Short problem: Drop every picture, then transcribe the remaining data exactly.

Record list:

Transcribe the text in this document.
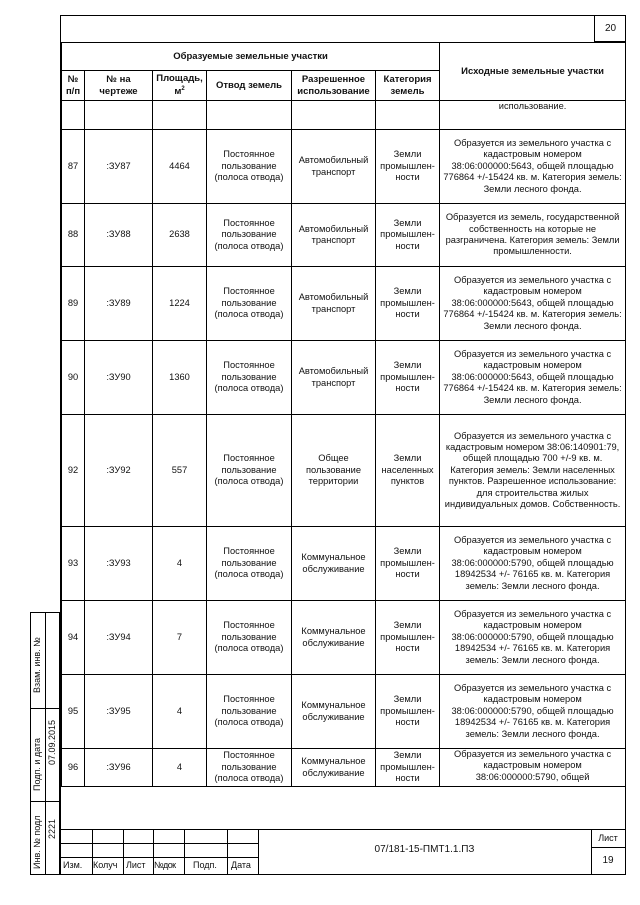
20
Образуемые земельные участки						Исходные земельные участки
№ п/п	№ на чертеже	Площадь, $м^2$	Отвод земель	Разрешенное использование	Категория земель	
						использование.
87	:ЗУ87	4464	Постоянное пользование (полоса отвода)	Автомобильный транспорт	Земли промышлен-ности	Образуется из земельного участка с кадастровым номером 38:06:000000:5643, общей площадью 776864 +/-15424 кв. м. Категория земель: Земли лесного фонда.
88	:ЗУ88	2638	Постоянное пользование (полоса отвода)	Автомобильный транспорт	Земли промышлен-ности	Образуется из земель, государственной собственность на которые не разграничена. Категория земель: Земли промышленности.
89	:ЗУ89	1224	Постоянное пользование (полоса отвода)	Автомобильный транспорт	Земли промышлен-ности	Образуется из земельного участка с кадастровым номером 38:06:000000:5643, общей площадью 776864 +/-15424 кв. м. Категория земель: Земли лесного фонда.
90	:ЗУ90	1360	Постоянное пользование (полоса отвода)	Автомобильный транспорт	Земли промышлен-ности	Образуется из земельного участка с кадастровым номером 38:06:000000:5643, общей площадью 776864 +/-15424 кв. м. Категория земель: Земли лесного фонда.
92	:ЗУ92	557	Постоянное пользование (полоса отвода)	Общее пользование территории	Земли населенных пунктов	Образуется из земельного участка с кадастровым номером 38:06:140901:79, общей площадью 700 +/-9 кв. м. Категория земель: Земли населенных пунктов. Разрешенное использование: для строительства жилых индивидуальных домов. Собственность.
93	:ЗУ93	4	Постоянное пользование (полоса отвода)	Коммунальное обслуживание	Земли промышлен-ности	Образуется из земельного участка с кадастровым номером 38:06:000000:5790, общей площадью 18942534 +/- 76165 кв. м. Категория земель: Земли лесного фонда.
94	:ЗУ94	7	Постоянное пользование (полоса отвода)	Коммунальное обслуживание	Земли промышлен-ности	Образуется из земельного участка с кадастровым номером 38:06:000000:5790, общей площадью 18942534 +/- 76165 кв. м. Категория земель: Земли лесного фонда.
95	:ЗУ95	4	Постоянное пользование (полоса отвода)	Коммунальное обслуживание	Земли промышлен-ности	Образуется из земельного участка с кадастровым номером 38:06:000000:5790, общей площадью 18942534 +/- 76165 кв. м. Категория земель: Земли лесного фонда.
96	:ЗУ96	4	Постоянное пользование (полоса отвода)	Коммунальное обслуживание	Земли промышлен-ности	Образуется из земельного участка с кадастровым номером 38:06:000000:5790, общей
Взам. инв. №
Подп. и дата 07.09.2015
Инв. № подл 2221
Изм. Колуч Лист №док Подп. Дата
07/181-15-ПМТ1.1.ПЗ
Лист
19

Solution for this problem:
Transcribe the text in this document.
20
Образуемые земельные участки						Исходные земельные участки
№ п/п	№ на чертеже	Площадь, $м^2$	Отвод земель	Разрешенное использование	Категория земель	
						использование.
87	:ЗУ87	4464	Постоянное пользование (полоса отвода)	Автомобильный транспорт	Земли промышлен-ности	Образуется из земельного участка с кадастровым номером 38:06:000000:5643, общей площадью 776864 +/-15424 кв. м. Категория земель: Земли лесного фонда.
88	:ЗУ88	2638	Постоянное пользование (полоса отвода)	Автомобильный транспорт	Земли промышлен-ности	Образуется из земель, государственной собственность на которые не разграничена. Категория земель: Земли промышленности.
89	:ЗУ89	1224	Постоянное пользование (полоса отвода)	Автомобильный транспорт	Земли промышлен-ности	Образуется из земельного участка с кадастровым номером 38:06:000000:5643, общей площадью 776864 +/-15424 кв. м. Категория земель: Земли лесного фонда.
90	:ЗУ90	1360	Постоянное пользование (полоса отвода)	Автомобильный транспорт	Земли промышлен-ности	Образуется из земельного участка с кадастровым номером 38:06:000000:5643, общей площадью 776864 +/-15424 кв. м. Категория земель: Земли лесного фонда.
92	:ЗУ92	557	Постоянное пользование (полоса отвода)	Общее пользование территории	Земли населенных пунктов	Образуется из земельного участка с кадастровым номером 38:06:140901:79, общей площадью 700 +/-9 кв. м. Категория земель: Земли населенных пунктов. Разрешенное использование: для строительства жилых индивидуальных домов. Собственность.
93	:ЗУ93	4	Постоянное пользование (полоса отвода)	Коммунальное обслуживание	Земли промышлен-ности	Образуется из земельного участка с кадастровым номером 38:06:000000:5790, общей площадью 18942534 +/- 76165 кв. м. Категория земель: Земли лесного фонда.
94	:ЗУ94	7	Постоянное пользование (полоса отвода)	Коммунальное обслуживание	Земли промышлен-ности	Образуется из земельного участка с кадастровым номером 38:06:000000:5790, общей площадью 18942534 +/- 76165 кв. м. Категория земель: Земли лесного фонда.
95	:ЗУ95	4	Постоянное пользование (полоса отвода)	Коммунальное обслуживание	Земли промышлен-ности	Образуется из земельного участка с кадастровым номером 38:06:000000:5790, общей площадью 18942534 +/- 76165 кв. м. Категория земель: Земли лесного фонда.
96	:ЗУ96	4	Постоянное пользование (полоса отвода)	Коммунальное обслуживание	Земли промышлен-ности	Образуется из земельного участка с кадастровым номером 38:06:000000:5790, общей
Взам. инв. №
Подп. и дата 07.09.2015
Инв. № подл 2221
Изм. Колуч Лист №док Подп. Дата
07/181-15-ПМТ1.1.ПЗ
Лист
19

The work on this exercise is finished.